• What you are asked to do: Your answer should consist of each line below that includes the word "Aconitate".

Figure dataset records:
--
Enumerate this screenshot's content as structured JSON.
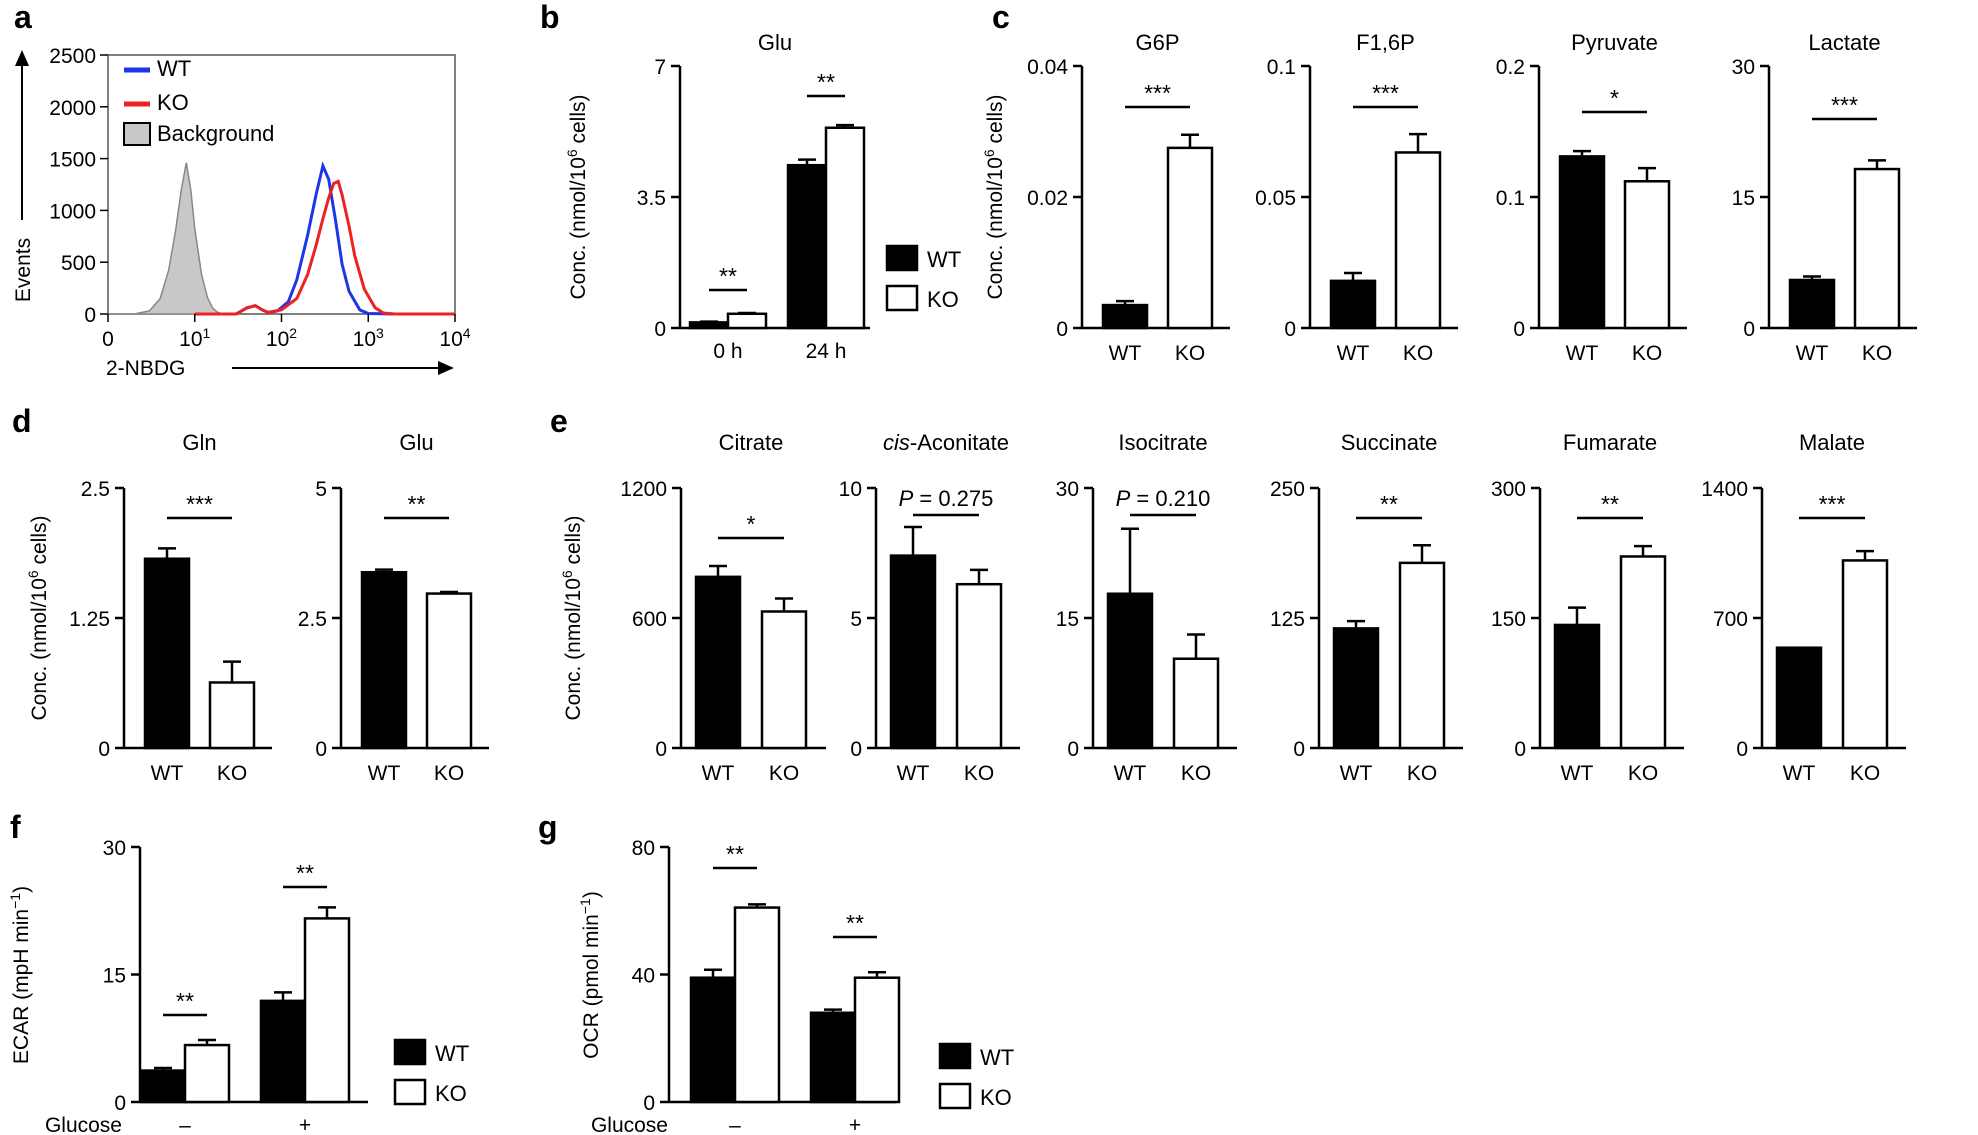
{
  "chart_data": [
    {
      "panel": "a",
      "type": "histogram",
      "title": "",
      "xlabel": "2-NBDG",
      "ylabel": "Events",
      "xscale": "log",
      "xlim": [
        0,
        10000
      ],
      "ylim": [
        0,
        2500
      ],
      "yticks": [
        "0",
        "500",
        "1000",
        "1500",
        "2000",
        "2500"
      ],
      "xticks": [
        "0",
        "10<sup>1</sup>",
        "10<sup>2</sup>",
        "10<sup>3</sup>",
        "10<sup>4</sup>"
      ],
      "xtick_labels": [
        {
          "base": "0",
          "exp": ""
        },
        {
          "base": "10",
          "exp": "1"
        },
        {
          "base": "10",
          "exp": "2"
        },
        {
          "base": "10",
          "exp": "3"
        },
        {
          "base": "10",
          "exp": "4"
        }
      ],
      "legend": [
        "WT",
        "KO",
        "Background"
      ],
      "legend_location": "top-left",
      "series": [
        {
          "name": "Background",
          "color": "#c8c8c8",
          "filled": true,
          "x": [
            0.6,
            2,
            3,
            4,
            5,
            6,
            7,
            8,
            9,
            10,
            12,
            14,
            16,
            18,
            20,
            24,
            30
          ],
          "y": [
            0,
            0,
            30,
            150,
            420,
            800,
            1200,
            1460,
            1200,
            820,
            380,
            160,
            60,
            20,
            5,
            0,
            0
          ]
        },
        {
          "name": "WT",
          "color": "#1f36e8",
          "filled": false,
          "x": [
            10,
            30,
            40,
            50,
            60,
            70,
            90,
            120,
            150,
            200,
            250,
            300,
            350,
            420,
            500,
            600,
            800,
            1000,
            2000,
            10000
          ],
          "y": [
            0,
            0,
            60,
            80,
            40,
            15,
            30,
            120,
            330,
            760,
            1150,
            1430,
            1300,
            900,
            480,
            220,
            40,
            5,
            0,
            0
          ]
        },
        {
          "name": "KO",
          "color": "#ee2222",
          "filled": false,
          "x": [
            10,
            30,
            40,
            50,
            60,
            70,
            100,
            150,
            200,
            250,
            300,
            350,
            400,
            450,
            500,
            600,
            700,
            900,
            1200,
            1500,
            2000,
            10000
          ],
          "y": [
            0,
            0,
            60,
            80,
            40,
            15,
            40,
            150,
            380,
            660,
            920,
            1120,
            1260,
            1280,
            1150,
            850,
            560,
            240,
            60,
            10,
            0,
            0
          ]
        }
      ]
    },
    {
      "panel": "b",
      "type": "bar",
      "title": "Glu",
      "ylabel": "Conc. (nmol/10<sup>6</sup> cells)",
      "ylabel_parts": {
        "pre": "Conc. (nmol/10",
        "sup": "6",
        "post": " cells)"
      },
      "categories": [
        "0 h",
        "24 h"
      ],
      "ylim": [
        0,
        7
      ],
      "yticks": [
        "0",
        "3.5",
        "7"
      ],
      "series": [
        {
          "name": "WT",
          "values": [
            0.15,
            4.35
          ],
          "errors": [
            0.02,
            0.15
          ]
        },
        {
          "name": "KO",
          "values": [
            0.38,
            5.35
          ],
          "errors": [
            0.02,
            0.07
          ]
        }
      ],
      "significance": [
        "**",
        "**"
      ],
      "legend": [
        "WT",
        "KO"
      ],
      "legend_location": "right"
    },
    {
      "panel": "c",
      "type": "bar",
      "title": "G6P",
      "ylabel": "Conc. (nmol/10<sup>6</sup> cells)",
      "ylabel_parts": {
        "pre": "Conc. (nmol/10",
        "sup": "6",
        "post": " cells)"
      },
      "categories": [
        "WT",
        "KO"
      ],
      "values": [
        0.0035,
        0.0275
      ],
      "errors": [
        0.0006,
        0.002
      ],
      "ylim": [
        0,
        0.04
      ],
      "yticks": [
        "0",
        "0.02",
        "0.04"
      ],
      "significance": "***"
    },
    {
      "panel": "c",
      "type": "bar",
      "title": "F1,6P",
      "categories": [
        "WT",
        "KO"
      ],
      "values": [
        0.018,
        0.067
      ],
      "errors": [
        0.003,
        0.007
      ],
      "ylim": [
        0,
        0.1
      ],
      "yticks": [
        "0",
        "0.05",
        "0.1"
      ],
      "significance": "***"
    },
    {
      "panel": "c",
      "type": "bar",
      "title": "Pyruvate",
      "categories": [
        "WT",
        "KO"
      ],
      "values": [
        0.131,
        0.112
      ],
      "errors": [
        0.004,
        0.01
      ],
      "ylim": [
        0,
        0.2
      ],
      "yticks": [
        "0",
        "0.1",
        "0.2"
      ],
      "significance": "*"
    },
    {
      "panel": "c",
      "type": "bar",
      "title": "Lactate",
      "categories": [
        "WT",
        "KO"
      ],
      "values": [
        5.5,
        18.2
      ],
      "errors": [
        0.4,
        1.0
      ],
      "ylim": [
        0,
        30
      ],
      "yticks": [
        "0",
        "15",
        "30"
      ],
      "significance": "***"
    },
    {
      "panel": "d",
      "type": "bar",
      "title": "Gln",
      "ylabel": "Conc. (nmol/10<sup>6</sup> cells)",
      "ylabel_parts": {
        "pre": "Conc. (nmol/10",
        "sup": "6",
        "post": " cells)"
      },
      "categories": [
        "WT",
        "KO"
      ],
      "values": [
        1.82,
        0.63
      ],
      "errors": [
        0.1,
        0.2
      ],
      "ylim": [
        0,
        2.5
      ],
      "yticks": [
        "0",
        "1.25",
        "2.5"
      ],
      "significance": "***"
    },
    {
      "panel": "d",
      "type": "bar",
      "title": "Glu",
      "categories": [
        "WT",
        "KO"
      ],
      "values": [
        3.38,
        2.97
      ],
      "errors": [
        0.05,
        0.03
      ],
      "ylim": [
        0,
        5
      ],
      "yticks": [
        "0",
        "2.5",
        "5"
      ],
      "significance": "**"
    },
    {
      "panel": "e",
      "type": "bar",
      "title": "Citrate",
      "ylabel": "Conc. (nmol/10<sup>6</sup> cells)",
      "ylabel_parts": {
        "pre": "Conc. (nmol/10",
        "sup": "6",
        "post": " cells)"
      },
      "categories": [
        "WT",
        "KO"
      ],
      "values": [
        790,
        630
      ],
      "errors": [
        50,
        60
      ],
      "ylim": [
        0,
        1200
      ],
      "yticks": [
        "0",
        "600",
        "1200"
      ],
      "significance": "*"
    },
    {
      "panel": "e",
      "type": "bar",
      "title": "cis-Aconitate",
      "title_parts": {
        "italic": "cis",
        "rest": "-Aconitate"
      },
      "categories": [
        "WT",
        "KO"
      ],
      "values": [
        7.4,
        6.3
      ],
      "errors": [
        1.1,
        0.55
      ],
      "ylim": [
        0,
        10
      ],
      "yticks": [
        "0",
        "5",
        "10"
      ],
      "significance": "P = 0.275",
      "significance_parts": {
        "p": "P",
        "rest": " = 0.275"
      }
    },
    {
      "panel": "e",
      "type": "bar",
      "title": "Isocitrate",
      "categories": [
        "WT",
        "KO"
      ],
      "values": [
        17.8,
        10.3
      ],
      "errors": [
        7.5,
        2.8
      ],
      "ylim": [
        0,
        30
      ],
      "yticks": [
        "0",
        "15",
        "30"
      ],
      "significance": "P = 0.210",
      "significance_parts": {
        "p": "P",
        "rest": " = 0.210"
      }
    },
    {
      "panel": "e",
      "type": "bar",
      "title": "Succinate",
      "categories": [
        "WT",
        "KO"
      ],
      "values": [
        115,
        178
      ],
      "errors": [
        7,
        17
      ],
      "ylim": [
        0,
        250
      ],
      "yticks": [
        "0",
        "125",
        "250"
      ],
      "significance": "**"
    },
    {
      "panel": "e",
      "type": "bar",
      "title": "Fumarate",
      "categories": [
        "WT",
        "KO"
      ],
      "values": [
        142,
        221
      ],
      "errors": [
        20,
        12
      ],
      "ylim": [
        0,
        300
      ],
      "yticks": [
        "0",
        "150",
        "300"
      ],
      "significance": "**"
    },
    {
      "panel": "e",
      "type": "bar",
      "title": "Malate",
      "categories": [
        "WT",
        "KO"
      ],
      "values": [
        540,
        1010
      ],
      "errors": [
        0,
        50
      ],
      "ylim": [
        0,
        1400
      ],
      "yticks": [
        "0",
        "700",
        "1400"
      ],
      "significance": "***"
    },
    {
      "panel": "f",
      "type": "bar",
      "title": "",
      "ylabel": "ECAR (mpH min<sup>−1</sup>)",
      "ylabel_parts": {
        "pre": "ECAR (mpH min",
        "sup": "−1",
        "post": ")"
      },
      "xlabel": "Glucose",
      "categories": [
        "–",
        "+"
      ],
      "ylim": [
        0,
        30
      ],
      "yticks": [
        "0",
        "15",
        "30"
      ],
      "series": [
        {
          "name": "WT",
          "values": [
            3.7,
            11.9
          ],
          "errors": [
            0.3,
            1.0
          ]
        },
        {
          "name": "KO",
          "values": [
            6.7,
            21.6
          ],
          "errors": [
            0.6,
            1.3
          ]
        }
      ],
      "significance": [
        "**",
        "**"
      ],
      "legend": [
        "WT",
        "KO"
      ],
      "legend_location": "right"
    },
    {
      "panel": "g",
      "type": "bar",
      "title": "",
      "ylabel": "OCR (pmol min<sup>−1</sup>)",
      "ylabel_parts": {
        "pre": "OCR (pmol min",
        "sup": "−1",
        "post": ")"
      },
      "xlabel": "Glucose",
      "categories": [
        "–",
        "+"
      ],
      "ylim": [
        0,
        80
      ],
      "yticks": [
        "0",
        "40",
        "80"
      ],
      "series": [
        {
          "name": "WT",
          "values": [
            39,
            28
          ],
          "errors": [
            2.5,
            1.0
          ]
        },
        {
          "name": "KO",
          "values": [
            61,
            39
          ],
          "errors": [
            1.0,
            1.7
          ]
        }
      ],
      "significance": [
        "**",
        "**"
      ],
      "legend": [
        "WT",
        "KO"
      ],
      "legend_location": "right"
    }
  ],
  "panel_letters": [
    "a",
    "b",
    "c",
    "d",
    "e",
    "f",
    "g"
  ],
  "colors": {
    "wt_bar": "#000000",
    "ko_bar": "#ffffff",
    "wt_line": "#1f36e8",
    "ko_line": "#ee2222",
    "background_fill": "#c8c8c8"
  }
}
--
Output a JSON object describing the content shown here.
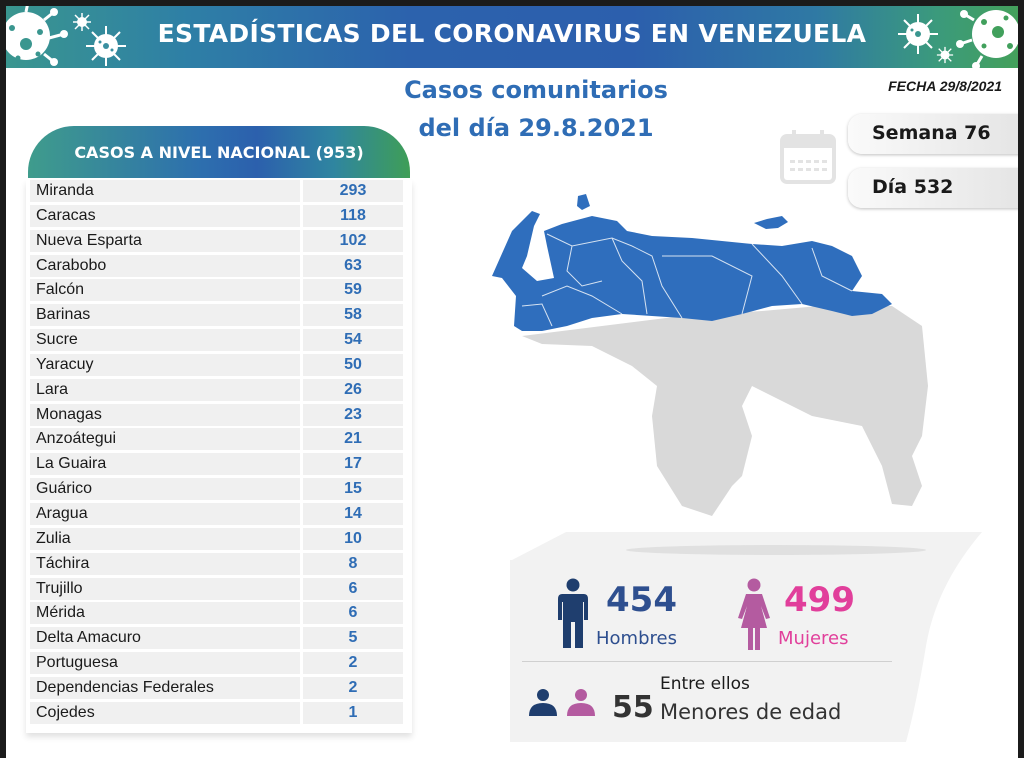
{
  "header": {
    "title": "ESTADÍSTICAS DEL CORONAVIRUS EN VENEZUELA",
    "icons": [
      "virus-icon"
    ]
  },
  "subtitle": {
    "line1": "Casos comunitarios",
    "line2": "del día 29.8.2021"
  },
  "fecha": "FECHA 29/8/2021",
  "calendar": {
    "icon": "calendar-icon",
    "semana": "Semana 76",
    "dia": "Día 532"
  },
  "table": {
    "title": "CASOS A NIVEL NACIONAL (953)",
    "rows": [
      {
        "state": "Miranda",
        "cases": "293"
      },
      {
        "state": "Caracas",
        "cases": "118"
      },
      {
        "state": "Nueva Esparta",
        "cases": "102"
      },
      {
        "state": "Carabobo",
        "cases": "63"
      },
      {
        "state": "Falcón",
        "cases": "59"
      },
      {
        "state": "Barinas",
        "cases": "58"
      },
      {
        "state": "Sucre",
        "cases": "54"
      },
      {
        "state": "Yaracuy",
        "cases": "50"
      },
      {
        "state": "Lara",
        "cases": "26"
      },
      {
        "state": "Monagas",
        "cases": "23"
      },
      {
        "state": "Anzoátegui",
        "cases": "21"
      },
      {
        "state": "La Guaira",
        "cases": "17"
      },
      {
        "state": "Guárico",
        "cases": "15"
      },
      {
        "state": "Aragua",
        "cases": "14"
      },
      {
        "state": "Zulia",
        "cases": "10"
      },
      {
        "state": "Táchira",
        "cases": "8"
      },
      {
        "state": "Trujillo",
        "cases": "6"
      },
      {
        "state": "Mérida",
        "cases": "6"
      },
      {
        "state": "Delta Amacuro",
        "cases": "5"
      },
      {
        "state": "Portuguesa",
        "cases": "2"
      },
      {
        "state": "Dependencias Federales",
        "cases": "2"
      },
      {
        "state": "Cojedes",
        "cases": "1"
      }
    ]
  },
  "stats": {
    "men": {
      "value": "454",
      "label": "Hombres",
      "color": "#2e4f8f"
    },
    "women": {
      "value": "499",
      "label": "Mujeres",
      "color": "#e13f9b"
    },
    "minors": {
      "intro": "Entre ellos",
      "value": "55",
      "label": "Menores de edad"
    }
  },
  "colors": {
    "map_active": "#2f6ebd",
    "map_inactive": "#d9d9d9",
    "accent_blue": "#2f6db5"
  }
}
--
• Result of this exercise:
      "title": "cis-Aconitate",
        "rest": "-Aconitate"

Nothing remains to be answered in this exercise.